[START]

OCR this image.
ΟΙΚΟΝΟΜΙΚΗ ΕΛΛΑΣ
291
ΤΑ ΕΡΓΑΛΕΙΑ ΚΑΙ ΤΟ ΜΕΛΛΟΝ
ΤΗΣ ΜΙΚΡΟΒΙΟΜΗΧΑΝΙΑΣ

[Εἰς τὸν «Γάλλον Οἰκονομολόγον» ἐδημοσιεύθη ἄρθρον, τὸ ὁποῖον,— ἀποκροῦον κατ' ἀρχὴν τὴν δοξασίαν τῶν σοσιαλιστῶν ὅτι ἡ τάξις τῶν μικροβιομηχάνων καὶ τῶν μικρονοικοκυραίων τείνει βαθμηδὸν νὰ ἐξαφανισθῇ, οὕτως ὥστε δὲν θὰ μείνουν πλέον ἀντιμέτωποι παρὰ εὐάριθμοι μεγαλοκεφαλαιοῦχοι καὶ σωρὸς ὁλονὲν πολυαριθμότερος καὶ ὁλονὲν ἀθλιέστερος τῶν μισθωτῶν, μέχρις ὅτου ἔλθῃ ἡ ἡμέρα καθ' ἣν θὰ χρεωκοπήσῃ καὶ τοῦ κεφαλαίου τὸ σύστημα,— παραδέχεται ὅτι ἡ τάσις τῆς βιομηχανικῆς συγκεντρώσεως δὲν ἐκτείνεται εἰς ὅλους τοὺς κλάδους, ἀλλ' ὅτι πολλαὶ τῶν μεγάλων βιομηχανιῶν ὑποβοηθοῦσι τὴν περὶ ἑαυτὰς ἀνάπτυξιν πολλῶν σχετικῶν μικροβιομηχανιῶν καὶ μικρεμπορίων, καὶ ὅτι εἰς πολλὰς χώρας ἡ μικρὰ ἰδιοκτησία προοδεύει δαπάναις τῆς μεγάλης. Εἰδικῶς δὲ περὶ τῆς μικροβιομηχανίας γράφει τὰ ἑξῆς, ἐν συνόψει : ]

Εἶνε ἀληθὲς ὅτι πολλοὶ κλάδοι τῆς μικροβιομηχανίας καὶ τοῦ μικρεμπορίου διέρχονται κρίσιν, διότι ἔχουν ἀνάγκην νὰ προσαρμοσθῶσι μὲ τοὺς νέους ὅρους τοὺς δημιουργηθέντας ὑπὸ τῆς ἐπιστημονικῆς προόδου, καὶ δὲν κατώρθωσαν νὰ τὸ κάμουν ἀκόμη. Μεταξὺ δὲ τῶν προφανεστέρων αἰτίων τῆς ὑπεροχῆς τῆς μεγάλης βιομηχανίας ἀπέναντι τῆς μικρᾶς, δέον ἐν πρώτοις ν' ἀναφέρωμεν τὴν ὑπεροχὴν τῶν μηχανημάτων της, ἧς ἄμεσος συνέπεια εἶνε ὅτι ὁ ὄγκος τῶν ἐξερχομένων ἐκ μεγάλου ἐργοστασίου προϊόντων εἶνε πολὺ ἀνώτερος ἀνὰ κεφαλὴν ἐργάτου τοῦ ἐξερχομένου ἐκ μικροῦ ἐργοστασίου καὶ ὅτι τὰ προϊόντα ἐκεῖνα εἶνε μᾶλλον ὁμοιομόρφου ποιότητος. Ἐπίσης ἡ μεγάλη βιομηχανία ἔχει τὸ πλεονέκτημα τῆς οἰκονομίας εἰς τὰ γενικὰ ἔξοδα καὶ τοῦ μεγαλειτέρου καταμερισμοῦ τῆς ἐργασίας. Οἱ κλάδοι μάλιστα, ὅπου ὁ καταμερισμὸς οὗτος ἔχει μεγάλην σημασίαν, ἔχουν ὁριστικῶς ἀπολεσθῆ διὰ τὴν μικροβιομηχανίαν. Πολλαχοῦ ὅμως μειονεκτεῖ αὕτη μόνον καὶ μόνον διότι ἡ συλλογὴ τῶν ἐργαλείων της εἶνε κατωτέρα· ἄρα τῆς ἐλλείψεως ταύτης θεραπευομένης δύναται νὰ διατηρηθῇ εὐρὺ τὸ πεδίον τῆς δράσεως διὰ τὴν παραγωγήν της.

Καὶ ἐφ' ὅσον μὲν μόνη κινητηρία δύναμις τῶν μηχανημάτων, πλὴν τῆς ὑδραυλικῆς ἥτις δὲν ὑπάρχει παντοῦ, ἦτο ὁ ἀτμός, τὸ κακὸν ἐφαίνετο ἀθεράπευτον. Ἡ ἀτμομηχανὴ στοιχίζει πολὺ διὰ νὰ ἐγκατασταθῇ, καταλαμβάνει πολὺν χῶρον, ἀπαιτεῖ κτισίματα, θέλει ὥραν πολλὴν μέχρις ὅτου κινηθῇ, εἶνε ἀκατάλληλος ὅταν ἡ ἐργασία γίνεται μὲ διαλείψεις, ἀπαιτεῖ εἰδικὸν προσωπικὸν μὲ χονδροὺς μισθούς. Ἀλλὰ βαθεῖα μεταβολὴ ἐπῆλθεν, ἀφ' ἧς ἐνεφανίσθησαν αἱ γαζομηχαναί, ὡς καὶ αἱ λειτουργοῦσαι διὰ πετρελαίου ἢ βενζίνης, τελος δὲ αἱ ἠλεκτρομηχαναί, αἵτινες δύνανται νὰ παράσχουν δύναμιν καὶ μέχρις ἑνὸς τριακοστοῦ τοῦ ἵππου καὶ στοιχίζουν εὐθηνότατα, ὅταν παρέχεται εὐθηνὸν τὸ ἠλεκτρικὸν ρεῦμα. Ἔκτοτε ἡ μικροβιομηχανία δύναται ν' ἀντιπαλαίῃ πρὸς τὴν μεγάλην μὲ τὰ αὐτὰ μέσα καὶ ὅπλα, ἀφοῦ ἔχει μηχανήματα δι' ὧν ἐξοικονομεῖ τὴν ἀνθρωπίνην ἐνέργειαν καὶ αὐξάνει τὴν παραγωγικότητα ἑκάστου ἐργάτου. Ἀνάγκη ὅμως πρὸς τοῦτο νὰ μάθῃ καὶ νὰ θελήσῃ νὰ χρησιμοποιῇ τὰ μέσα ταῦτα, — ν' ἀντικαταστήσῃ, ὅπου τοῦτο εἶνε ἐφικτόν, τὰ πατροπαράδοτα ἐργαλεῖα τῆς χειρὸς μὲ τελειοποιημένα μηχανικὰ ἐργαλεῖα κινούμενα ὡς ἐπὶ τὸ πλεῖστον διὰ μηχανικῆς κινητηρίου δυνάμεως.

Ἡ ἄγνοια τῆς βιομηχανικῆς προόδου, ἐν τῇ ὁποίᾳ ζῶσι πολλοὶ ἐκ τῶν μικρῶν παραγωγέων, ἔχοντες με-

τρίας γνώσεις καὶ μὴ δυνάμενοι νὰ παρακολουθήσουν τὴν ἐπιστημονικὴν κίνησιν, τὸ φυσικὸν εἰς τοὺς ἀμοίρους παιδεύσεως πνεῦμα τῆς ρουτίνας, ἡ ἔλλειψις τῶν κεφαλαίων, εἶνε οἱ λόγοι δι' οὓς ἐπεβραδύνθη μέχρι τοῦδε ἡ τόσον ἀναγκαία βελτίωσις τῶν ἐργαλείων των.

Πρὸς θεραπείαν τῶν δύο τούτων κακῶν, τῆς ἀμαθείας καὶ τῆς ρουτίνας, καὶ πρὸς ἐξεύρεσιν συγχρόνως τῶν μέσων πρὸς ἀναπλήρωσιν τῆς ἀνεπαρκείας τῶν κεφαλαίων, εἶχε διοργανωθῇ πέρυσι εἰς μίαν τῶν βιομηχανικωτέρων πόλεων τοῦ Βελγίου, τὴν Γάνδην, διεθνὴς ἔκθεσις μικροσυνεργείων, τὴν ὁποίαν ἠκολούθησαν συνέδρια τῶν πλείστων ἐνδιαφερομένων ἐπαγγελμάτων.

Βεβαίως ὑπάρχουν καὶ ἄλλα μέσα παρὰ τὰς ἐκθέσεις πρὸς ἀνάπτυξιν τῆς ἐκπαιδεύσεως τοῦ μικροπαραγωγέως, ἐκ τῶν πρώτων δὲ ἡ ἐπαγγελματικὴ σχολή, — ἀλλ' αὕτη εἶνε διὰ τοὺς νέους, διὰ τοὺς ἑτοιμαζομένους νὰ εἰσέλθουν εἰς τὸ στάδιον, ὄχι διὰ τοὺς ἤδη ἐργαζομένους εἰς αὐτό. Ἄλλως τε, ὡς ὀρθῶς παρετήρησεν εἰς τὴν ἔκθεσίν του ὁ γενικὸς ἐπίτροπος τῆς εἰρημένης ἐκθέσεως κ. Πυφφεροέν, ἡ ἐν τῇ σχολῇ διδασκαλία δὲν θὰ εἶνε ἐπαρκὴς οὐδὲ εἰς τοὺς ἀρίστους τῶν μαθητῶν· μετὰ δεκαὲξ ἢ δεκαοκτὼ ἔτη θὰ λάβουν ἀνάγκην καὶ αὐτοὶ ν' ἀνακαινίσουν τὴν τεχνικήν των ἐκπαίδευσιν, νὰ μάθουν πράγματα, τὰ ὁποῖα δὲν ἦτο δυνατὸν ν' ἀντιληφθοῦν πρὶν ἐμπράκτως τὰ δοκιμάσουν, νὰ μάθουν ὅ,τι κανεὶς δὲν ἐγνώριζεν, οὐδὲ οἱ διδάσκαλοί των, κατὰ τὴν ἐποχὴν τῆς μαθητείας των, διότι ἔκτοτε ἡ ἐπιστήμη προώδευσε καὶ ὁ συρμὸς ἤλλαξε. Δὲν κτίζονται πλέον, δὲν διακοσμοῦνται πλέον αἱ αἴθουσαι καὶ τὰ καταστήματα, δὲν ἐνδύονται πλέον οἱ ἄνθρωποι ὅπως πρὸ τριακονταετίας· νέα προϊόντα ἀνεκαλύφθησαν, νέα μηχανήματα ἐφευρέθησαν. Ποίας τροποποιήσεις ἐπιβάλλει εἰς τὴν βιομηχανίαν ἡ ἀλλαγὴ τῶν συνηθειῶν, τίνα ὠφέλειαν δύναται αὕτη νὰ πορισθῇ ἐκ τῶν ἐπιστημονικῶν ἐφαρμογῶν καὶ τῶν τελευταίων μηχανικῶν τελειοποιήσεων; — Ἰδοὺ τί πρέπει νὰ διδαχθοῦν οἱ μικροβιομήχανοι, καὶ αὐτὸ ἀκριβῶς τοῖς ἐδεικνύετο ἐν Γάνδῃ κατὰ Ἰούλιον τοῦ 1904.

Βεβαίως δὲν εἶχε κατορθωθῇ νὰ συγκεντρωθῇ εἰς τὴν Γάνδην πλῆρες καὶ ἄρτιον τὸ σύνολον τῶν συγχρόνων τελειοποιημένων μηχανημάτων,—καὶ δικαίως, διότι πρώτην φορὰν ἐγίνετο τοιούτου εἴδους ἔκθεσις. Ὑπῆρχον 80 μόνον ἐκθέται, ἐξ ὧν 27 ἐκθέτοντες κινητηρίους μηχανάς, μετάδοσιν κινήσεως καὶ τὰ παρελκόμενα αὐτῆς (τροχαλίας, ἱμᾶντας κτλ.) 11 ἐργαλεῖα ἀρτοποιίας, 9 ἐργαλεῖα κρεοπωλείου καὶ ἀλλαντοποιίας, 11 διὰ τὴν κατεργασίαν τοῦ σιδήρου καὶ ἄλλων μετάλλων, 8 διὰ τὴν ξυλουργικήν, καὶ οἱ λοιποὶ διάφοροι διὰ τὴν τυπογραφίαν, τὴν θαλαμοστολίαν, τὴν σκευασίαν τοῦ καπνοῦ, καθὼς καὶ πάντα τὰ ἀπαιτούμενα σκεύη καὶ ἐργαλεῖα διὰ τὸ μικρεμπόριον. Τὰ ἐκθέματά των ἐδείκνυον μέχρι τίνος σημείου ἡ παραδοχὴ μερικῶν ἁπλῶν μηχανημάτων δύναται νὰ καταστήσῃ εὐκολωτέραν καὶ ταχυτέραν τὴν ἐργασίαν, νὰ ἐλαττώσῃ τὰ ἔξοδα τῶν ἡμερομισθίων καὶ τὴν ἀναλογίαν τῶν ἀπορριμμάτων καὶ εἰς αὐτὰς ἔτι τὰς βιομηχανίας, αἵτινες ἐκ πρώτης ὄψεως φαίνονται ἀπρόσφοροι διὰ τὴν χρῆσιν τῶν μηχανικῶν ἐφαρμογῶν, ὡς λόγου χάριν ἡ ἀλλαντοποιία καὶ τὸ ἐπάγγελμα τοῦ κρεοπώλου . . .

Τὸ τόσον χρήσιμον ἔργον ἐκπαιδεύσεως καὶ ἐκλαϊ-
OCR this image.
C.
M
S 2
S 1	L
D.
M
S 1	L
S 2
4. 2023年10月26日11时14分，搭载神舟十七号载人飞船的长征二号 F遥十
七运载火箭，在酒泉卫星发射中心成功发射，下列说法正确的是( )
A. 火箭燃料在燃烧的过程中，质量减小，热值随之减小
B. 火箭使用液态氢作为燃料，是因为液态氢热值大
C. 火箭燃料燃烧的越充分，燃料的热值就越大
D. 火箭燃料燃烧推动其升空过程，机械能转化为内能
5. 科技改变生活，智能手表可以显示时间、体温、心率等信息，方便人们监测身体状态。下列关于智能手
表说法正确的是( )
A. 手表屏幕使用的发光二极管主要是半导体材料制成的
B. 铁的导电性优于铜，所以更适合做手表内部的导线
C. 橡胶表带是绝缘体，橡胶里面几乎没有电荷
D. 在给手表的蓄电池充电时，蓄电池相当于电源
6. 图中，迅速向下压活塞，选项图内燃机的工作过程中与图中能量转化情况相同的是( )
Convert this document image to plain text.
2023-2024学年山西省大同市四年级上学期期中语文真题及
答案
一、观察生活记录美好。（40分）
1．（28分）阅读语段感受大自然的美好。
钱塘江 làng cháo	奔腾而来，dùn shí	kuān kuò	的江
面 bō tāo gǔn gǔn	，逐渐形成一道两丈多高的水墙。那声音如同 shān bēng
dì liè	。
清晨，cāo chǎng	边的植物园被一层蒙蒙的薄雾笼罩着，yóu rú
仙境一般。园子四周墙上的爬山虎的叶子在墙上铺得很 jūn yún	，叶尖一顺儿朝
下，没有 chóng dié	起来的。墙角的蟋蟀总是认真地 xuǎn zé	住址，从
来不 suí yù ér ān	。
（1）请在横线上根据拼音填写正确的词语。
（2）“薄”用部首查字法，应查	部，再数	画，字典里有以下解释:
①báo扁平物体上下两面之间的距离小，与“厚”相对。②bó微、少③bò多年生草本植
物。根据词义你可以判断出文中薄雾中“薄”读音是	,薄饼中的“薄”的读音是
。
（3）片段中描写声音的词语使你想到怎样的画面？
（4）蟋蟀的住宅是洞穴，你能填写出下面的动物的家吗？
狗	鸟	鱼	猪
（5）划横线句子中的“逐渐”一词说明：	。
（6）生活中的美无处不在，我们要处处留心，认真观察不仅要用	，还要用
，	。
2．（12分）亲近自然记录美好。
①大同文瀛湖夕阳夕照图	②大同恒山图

[END]

### WORK TO COMPLETE
Find the lines above holding the word "τόσον" and show them.

### TASK RESPONSE
τρίας γνώσεις καὶ μὴ δυνάμενοι νὰ παρακολουθήσουν τὴν ἐπιστημονικὴν κίνησιν, τὸ φυσικὸν εἰς τοὺς ἀμοίρους παιδεύσεως πνεῦμα τῆς ρουτίνας, ἡ ἔλλειψις τῶν κεφαλαίων, εἶνε οἱ λόγοι δι' οὓς ἐπεβραδύνθη μέχρι τοῦδε ἡ τόσον ἀναγκαία βελτίωσις τῶν ἐργαλείων των.
Τὸ τόσον χρήσιμον ἔργον ἐκπαιδεύσεως καὶ ἐκλαϊ-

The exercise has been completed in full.